WRITTEN INSTRUCTION =>
Gather up every line that includes the string "JSON".

--*--

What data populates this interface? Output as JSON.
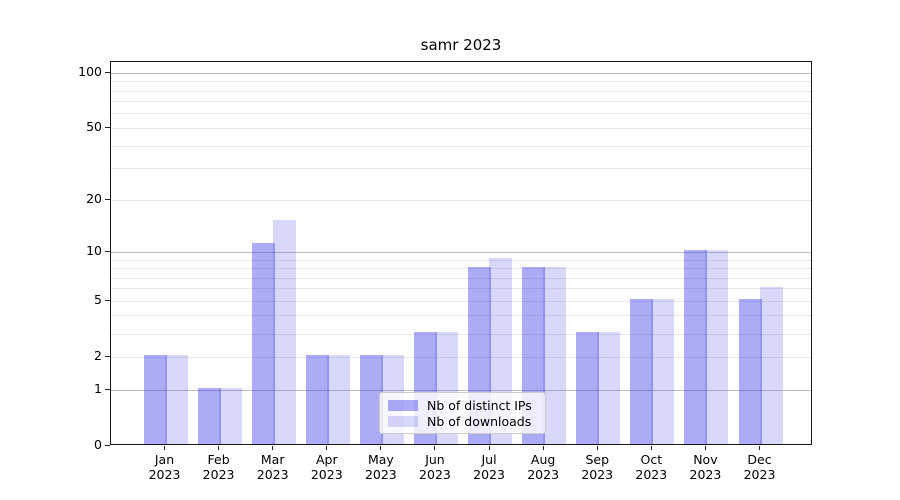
{
  "chart_data": {
    "type": "bar",
    "title": "samr 2023",
    "categories": [
      "Jan",
      "Feb",
      "Mar",
      "Apr",
      "May",
      "Jun",
      "Jul",
      "Aug",
      "Sep",
      "Oct",
      "Nov",
      "Dec"
    ],
    "year_suffix": "2023",
    "series": [
      {
        "name": "Nb of distinct IPs",
        "color": "rgba(60,60,235,0.43)",
        "values": [
          2,
          1,
          11,
          2,
          2,
          3,
          8,
          8,
          3,
          5,
          10,
          5
        ]
      },
      {
        "name": "Nb of downloads",
        "color": "rgba(60,60,235,0.20)",
        "values": [
          2,
          1,
          15,
          2,
          2,
          3,
          9,
          8,
          3,
          5,
          10,
          6
        ]
      }
    ],
    "yaxis": {
      "scale": "log10(1+v)",
      "tick_values": [
        0,
        1,
        2,
        5,
        10,
        20,
        50,
        100
      ],
      "tick_labels": [
        "0",
        "1",
        "2",
        "5",
        "10",
        "20",
        "50",
        "100"
      ],
      "major_gridlines": [
        1,
        10,
        100
      ],
      "minor_gridlines": [
        2,
        3,
        4,
        5,
        6,
        7,
        8,
        9,
        20,
        30,
        40,
        50,
        60,
        70,
        80,
        90
      ],
      "ylim": [
        0,
        115
      ]
    },
    "legend_position": "lower center",
    "grid": true
  },
  "colors": {
    "major_grid": "#bdbdbd",
    "minor_grid": "#e8e8e8",
    "spine": "#1a1a1a",
    "text": "#000000",
    "legend_border": "#cccccc",
    "legend_bg": "rgba(255,255,255,0.8)"
  },
  "layout_note": "bar chart, grouped pairs per month, log-like y scale"
}
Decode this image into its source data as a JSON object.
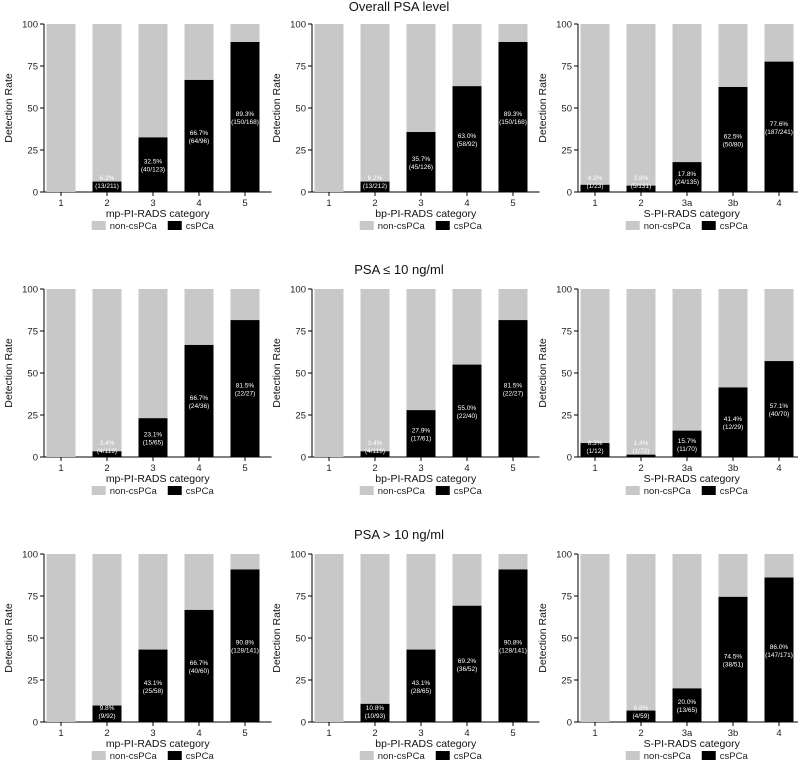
{
  "figure": {
    "section_titles": [
      "Overall PSA level",
      "PSA ≤ 10 ng/ml",
      "PSA > 10 ng/ml"
    ],
    "colors": {
      "non_cspca": "#c8c8c8",
      "cspca": "#000000",
      "axis": "#000000"
    }
  },
  "chart_data": [
    {
      "type": "bar",
      "stacked": true,
      "section": "Overall PSA level",
      "categories": [
        "1",
        "2",
        "3",
        "4",
        "5"
      ],
      "series": [
        {
          "name": "csPCa",
          "values": [
            0,
            6.2,
            32.5,
            66.7,
            89.3
          ]
        },
        {
          "name": "non-csPCa",
          "values": [
            100,
            93.8,
            67.5,
            33.3,
            10.7
          ]
        }
      ],
      "labels": [
        [
          "",
          ""
        ],
        [
          "6.2%",
          "(13/211)"
        ],
        [
          "32.5%",
          "(40/123)"
        ],
        [
          "66.7%",
          "(64/96)"
        ],
        [
          "89.3%",
          "(150/168)"
        ]
      ],
      "xlabel": "mp-PI-RADS category",
      "ylabel": "Detection Rate",
      "ylim": [
        0,
        100
      ],
      "yticks": [
        0,
        25,
        50,
        75,
        100
      ],
      "legend": [
        "non-csPCa",
        "csPCa"
      ]
    },
    {
      "type": "bar",
      "stacked": true,
      "section": "Overall PSA level",
      "categories": [
        "1",
        "2",
        "3",
        "4",
        "5"
      ],
      "series": [
        {
          "name": "csPCa",
          "values": [
            0,
            6.2,
            35.7,
            63.0,
            89.3
          ]
        },
        {
          "name": "non-csPCa",
          "values": [
            100,
            93.8,
            64.3,
            37.0,
            10.7
          ]
        }
      ],
      "labels": [
        [
          "",
          ""
        ],
        [
          "6.2%",
          "(13/212)"
        ],
        [
          "35.7%",
          "(45/126)"
        ],
        [
          "63.0%",
          "(58/92)"
        ],
        [
          "89.3%",
          "(150/168)"
        ]
      ],
      "xlabel": "bp-PI-RADS category",
      "ylabel": "Detection Rate",
      "ylim": [
        0,
        100
      ],
      "yticks": [
        0,
        25,
        50,
        75,
        100
      ],
      "legend": [
        "non-csPCa",
        "csPCa"
      ]
    },
    {
      "type": "bar",
      "stacked": true,
      "section": "Overall PSA level",
      "categories": [
        "1",
        "2",
        "3a",
        "3b",
        "4"
      ],
      "series": [
        {
          "name": "csPCa",
          "values": [
            4.3,
            3.8,
            17.8,
            62.5,
            77.6
          ]
        },
        {
          "name": "non-csPCa",
          "values": [
            95.7,
            96.2,
            82.2,
            37.5,
            22.4
          ]
        }
      ],
      "labels": [
        [
          "4.3%",
          "(1/23)"
        ],
        [
          "3.8%",
          "(5/131)"
        ],
        [
          "17.8%",
          "(24/135)"
        ],
        [
          "62.5%",
          "(50/80)"
        ],
        [
          "77.6%",
          "(187/241)"
        ]
      ],
      "xlabel": "S-PI-RADS category",
      "ylabel": "Detection Rate",
      "ylim": [
        0,
        100
      ],
      "yticks": [
        0,
        25,
        50,
        75,
        100
      ],
      "legend": [
        "non-csPCa",
        "csPCa"
      ]
    },
    {
      "type": "bar",
      "stacked": true,
      "section": "PSA ≤ 10 ng/ml",
      "categories": [
        "1",
        "2",
        "3",
        "4",
        "5"
      ],
      "series": [
        {
          "name": "csPCa",
          "values": [
            0,
            3.4,
            23.1,
            66.7,
            81.5
          ]
        },
        {
          "name": "non-csPCa",
          "values": [
            100,
            96.6,
            76.9,
            33.3,
            18.5
          ]
        }
      ],
      "labels": [
        [
          "",
          ""
        ],
        [
          "3.4%",
          "(4/119)"
        ],
        [
          "23.1%",
          "(15/65)"
        ],
        [
          "66.7%",
          "(24/36)"
        ],
        [
          "81.5%",
          "(22/27)"
        ]
      ],
      "xlabel": "mp-PI-RADS category",
      "ylabel": "Detection Rate",
      "ylim": [
        0,
        100
      ],
      "yticks": [
        0,
        25,
        50,
        75,
        100
      ],
      "legend": [
        "non-csPCa",
        "csPCa"
      ]
    },
    {
      "type": "bar",
      "stacked": true,
      "section": "PSA ≤ 10 ng/ml",
      "categories": [
        "1",
        "2",
        "3",
        "4",
        "5"
      ],
      "series": [
        {
          "name": "csPCa",
          "values": [
            0,
            3.4,
            27.9,
            55.0,
            81.5
          ]
        },
        {
          "name": "non-csPCa",
          "values": [
            100,
            96.6,
            72.1,
            45.0,
            18.5
          ]
        }
      ],
      "labels": [
        [
          "",
          ""
        ],
        [
          "3.4%",
          "(4/119)"
        ],
        [
          "27.9%",
          "(17/61)"
        ],
        [
          "55.0%",
          "(22/40)"
        ],
        [
          "81.5%",
          "(22/27)"
        ]
      ],
      "xlabel": "bp-PI-RADS category",
      "ylabel": "Detection Rate",
      "ylim": [
        0,
        100
      ],
      "yticks": [
        0,
        25,
        50,
        75,
        100
      ],
      "legend": [
        "non-csPCa",
        "csPCa"
      ]
    },
    {
      "type": "bar",
      "stacked": true,
      "section": "PSA ≤ 10 ng/ml",
      "categories": [
        "1",
        "2",
        "3a",
        "3b",
        "4"
      ],
      "series": [
        {
          "name": "csPCa",
          "values": [
            8.3,
            1.4,
            15.7,
            41.4,
            57.1
          ]
        },
        {
          "name": "non-csPCa",
          "values": [
            91.7,
            98.6,
            84.3,
            58.6,
            42.9
          ]
        }
      ],
      "labels": [
        [
          "8.3%",
          "(1/12)"
        ],
        [
          "1.4%",
          "(1/72)"
        ],
        [
          "15.7%",
          "(11/70)"
        ],
        [
          "41.4%",
          "(12/29)"
        ],
        [
          "57.1%",
          "(40/70)"
        ]
      ],
      "xlabel": "S-PI-RADS category",
      "ylabel": "Detection Rate",
      "ylim": [
        0,
        100
      ],
      "yticks": [
        0,
        25,
        50,
        75,
        100
      ],
      "legend": [
        "non-csPCa",
        "csPCa"
      ]
    },
    {
      "type": "bar",
      "stacked": true,
      "section": "PSA > 10 ng/ml",
      "categories": [
        "1",
        "2",
        "3",
        "4",
        "5"
      ],
      "series": [
        {
          "name": "csPCa",
          "values": [
            0,
            9.8,
            43.1,
            66.7,
            90.8
          ]
        },
        {
          "name": "non-csPCa",
          "values": [
            100,
            90.2,
            56.9,
            33.3,
            9.2
          ]
        }
      ],
      "labels": [
        [
          "",
          ""
        ],
        [
          "9.8%",
          "(9/92)"
        ],
        [
          "43.1%",
          "(25/58)"
        ],
        [
          "66.7%",
          "(40/60)"
        ],
        [
          "90.8%",
          "(128/141)"
        ]
      ],
      "xlabel": "mp-PI-RADS category",
      "ylabel": "Detection Rate",
      "ylim": [
        0,
        100
      ],
      "yticks": [
        0,
        25,
        50,
        75,
        100
      ],
      "legend": [
        "non-csPCa",
        "csPCa"
      ]
    },
    {
      "type": "bar",
      "stacked": true,
      "section": "PSA > 10 ng/ml",
      "categories": [
        "1",
        "2",
        "3",
        "4",
        "5"
      ],
      "series": [
        {
          "name": "csPCa",
          "values": [
            0,
            10.8,
            43.1,
            69.2,
            90.8
          ]
        },
        {
          "name": "non-csPCa",
          "values": [
            100,
            89.2,
            56.9,
            30.8,
            9.2
          ]
        }
      ],
      "labels": [
        [
          "",
          ""
        ],
        [
          "10.8%",
          "(10/93)"
        ],
        [
          "43.1%",
          "(28/65)"
        ],
        [
          "69.2%",
          "(36/52)"
        ],
        [
          "90.8%",
          "(128/141)"
        ]
      ],
      "xlabel": "bp-PI-RADS category",
      "ylabel": "Detection Rate",
      "ylim": [
        0,
        100
      ],
      "yticks": [
        0,
        25,
        50,
        75,
        100
      ],
      "legend": [
        "non-csPCa",
        "csPCa"
      ]
    },
    {
      "type": "bar",
      "stacked": true,
      "section": "PSA > 10 ng/ml",
      "categories": [
        "1",
        "2",
        "3a",
        "3b",
        "4"
      ],
      "series": [
        {
          "name": "csPCa",
          "values": [
            0,
            6.8,
            20.0,
            74.5,
            86.0
          ]
        },
        {
          "name": "non-csPCa",
          "values": [
            100,
            93.2,
            80.0,
            25.5,
            14.0
          ]
        }
      ],
      "labels": [
        [
          "",
          ""
        ],
        [
          "6.8%",
          "(4/59)"
        ],
        [
          "20.0%",
          "(13/65)"
        ],
        [
          "74.5%",
          "(38/51)"
        ],
        [
          "86.0%",
          "(147/171)"
        ]
      ],
      "xlabel": "S-PI-RADS category",
      "ylabel": "Detection Rate",
      "ylim": [
        0,
        100
      ],
      "yticks": [
        0,
        25,
        50,
        75,
        100
      ],
      "legend": [
        "non-csPCa",
        "csPCa"
      ]
    }
  ]
}
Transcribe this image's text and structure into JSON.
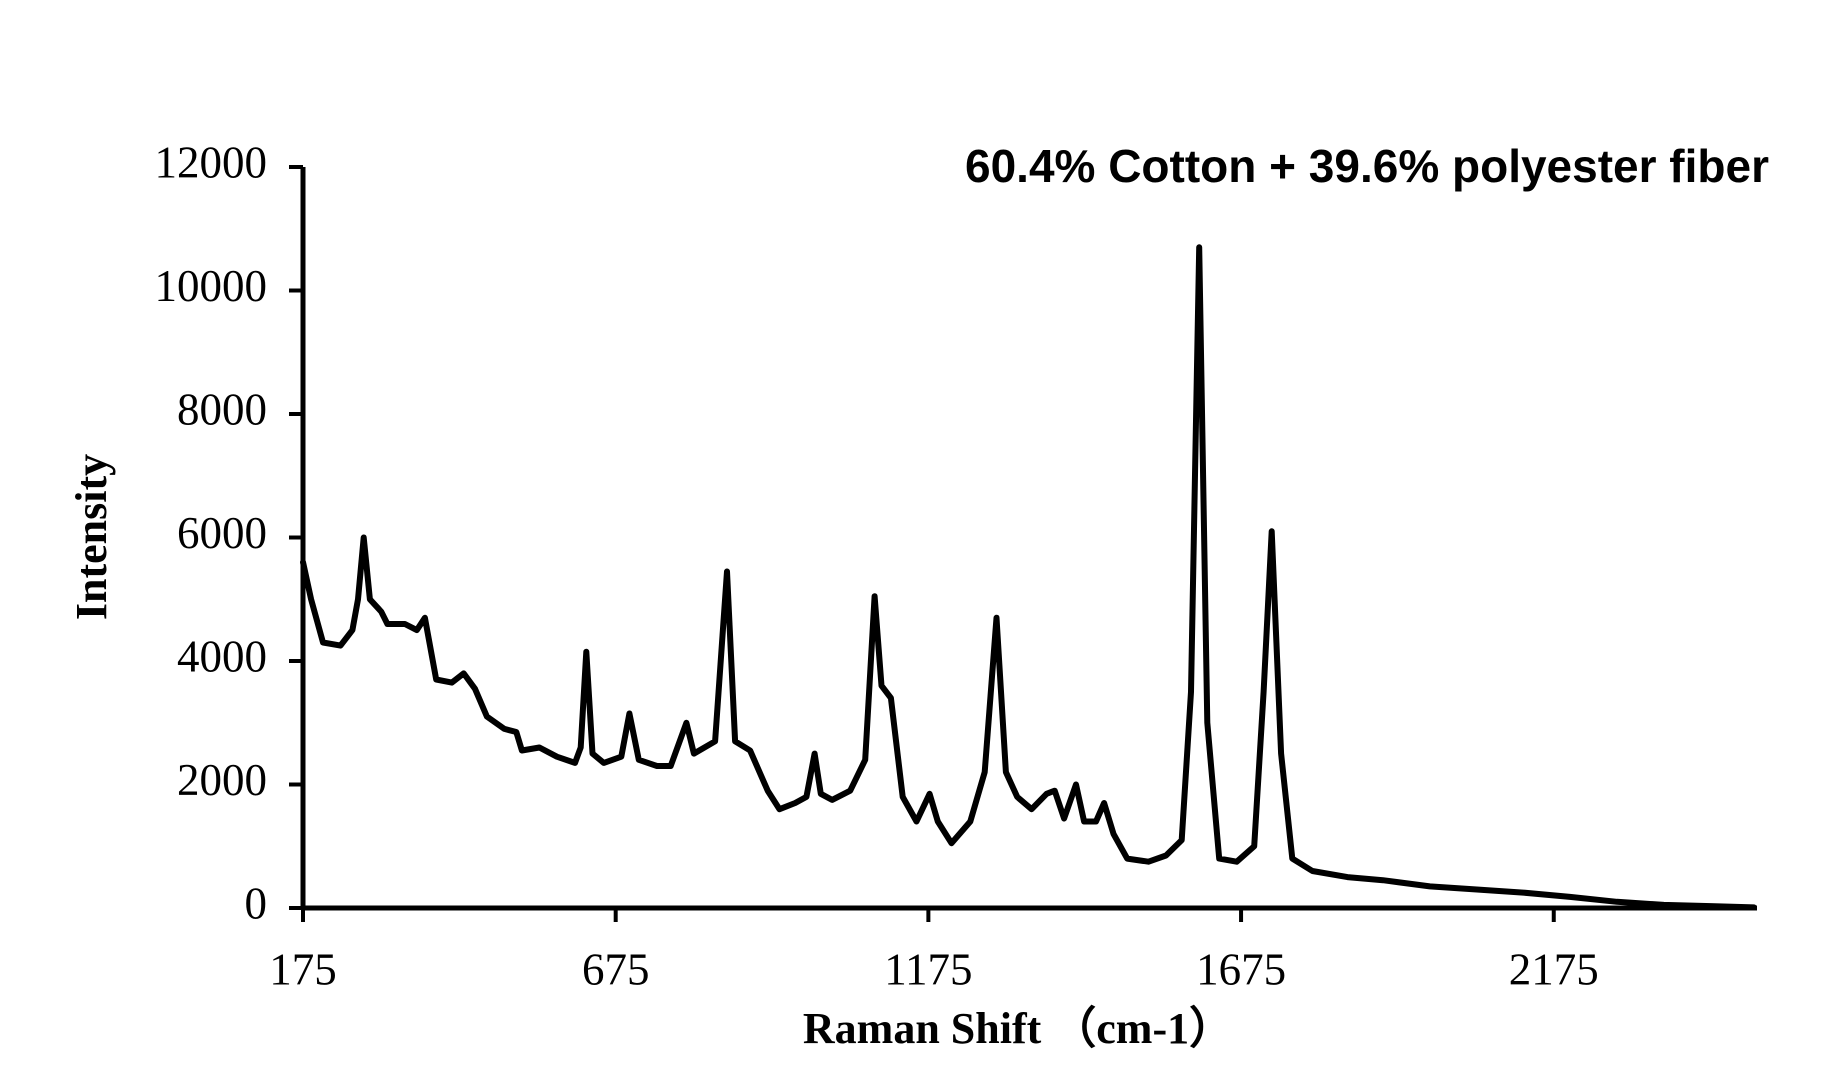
{
  "chart_data": {
    "type": "line",
    "title": "60.4% Cotton + 39.6% polyester fiber",
    "x_label": "Raman Shift （cm-1）",
    "y_label": "Intensity",
    "xlim": [
      175,
      2500
    ],
    "xticks": [
      175,
      675,
      1175,
      1675,
      2175
    ],
    "ylim": [
      0,
      12000
    ],
    "yticks": [
      0,
      2000,
      4000,
      6000,
      8000,
      10000,
      12000
    ],
    "series": [
      {
        "color": "#000000",
        "x": [
          175,
          188,
          207,
          235,
          254,
          263,
          272,
          282,
          300,
          310,
          338,
          357,
          370,
          388,
          413,
          432,
          450,
          469,
          497,
          516,
          525,
          553,
          581,
          610,
          619,
          628,
          638,
          656,
          684,
          697,
          712,
          741,
          763,
          788,
          800,
          834,
          853,
          866,
          890,
          918,
          937,
          962,
          980,
          993,
          1003,
          1021,
          1050,
          1074,
          1089,
          1100,
          1115,
          1134,
          1156,
          1177,
          1190,
          1212,
          1242,
          1265,
          1284,
          1299,
          1317,
          1340,
          1364,
          1377,
          1392,
          1411,
          1424,
          1443,
          1456,
          1471,
          1493,
          1527,
          1555,
          1580,
          1595,
          1608,
          1621,
          1640,
          1668,
          1696,
          1711,
          1724,
          1739,
          1757,
          1789,
          1845,
          1902,
          1977,
          2052,
          2126,
          2201,
          2276,
          2351,
          2426,
          2495
        ],
        "values": [
          5600,
          5000,
          4300,
          4250,
          4500,
          5000,
          6000,
          5000,
          4800,
          4600,
          4600,
          4500,
          4700,
          3700,
          3650,
          3800,
          3550,
          3100,
          2900,
          2850,
          2550,
          2600,
          2450,
          2350,
          2600,
          4150,
          2500,
          2350,
          2450,
          3150,
          2400,
          2300,
          2300,
          3000,
          2500,
          2700,
          5450,
          2700,
          2550,
          1900,
          1600,
          1700,
          1800,
          2500,
          1850,
          1750,
          1900,
          2400,
          5050,
          3600,
          3400,
          1800,
          1400,
          1850,
          1400,
          1050,
          1400,
          2200,
          4700,
          2200,
          1800,
          1600,
          1850,
          1900,
          1450,
          2000,
          1400,
          1400,
          1700,
          1200,
          800,
          750,
          850,
          1100,
          3500,
          10700,
          3000,
          800,
          750,
          1000,
          3500,
          6100,
          2500,
          800,
          600,
          500,
          450,
          350,
          300,
          250,
          180,
          100,
          50,
          30,
          10
        ]
      }
    ]
  }
}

--*--

EXERCISE OUTPUT =>
What data populates this interface? Output as JSON.
Decode this image into its source data as a JSON object.
Transcribe this image's text and structure into JSON.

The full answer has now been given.